- **Directions**
Pictures do not belong in the copy; transcribe everything else in the records exactly.
## START
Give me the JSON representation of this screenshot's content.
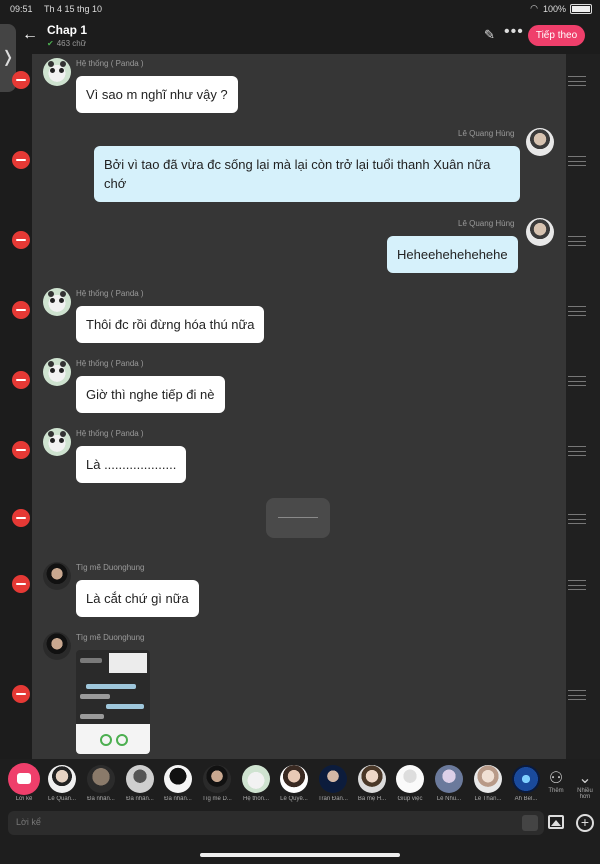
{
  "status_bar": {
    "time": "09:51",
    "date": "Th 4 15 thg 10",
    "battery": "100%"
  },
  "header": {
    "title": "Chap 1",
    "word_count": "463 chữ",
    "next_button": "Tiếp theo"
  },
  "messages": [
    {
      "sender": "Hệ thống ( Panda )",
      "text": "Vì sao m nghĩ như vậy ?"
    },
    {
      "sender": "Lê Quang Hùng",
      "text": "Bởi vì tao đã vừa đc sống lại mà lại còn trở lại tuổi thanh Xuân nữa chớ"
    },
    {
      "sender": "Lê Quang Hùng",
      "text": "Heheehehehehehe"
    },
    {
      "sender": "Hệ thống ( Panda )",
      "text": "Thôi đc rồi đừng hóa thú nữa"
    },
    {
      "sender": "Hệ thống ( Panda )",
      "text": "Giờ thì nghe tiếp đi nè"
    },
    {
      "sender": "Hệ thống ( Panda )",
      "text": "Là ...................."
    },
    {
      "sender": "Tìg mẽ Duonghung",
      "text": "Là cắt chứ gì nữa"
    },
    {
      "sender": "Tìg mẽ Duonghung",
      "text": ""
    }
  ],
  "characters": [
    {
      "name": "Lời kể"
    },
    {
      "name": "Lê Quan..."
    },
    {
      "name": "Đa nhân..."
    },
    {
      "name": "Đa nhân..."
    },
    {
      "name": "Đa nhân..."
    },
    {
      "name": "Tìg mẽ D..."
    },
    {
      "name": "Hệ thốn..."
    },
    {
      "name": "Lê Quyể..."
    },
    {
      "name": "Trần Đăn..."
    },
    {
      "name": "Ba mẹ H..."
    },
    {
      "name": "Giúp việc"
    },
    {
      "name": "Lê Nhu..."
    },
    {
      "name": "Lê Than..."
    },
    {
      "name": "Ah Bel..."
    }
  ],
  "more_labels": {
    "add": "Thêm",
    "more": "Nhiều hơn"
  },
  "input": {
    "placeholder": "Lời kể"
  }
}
## END
- **Output for this exercise**
Give me the JSON representation of this screenshot's content.
{
  "status_bar": {
    "time": "09:51",
    "date": "Th 4 15 thg 10",
    "battery": "100%"
  },
  "header": {
    "title": "Chap 1",
    "word_count": "463 chữ",
    "next_button": "Tiếp theo"
  },
  "messages": [
    {
      "sender": "Hệ thống ( Panda )",
      "text": "Vì sao m nghĩ như vậy ?"
    },
    {
      "sender": "Lê Quang Hùng",
      "text": "Bởi vì tao đã vừa đc sống lại mà lại còn trở lại tuổi thanh Xuân nữa chớ"
    },
    {
      "sender": "Lê Quang Hùng",
      "text": "Heheehehehehehe"
    },
    {
      "sender": "Hệ thống ( Panda )",
      "text": "Thôi đc rồi đừng hóa thú nữa"
    },
    {
      "sender": "Hệ thống ( Panda )",
      "text": "Giờ thì nghe tiếp đi nè"
    },
    {
      "sender": "Hệ thống ( Panda )",
      "text": "Là ...................."
    },
    {
      "sender": "Tìg mẽ Duonghung",
      "text": "Là cắt chứ gì nữa"
    },
    {
      "sender": "Tìg mẽ Duonghung",
      "text": ""
    }
  ],
  "characters": [
    {
      "name": "Lời kể"
    },
    {
      "name": "Lê Quan..."
    },
    {
      "name": "Đa nhân..."
    },
    {
      "name": "Đa nhân..."
    },
    {
      "name": "Đa nhân..."
    },
    {
      "name": "Tìg mẽ D..."
    },
    {
      "name": "Hệ thốn..."
    },
    {
      "name": "Lê Quyể..."
    },
    {
      "name": "Trần Đăn..."
    },
    {
      "name": "Ba mẹ H..."
    },
    {
      "name": "Giúp việc"
    },
    {
      "name": "Lê Nhu..."
    },
    {
      "name": "Lê Than..."
    },
    {
      "name": "Ah Bel..."
    }
  ],
  "more_labels": {
    "add": "Thêm",
    "more": "Nhiều hơn"
  },
  "input": {
    "placeholder": "Lời kể"
  }
}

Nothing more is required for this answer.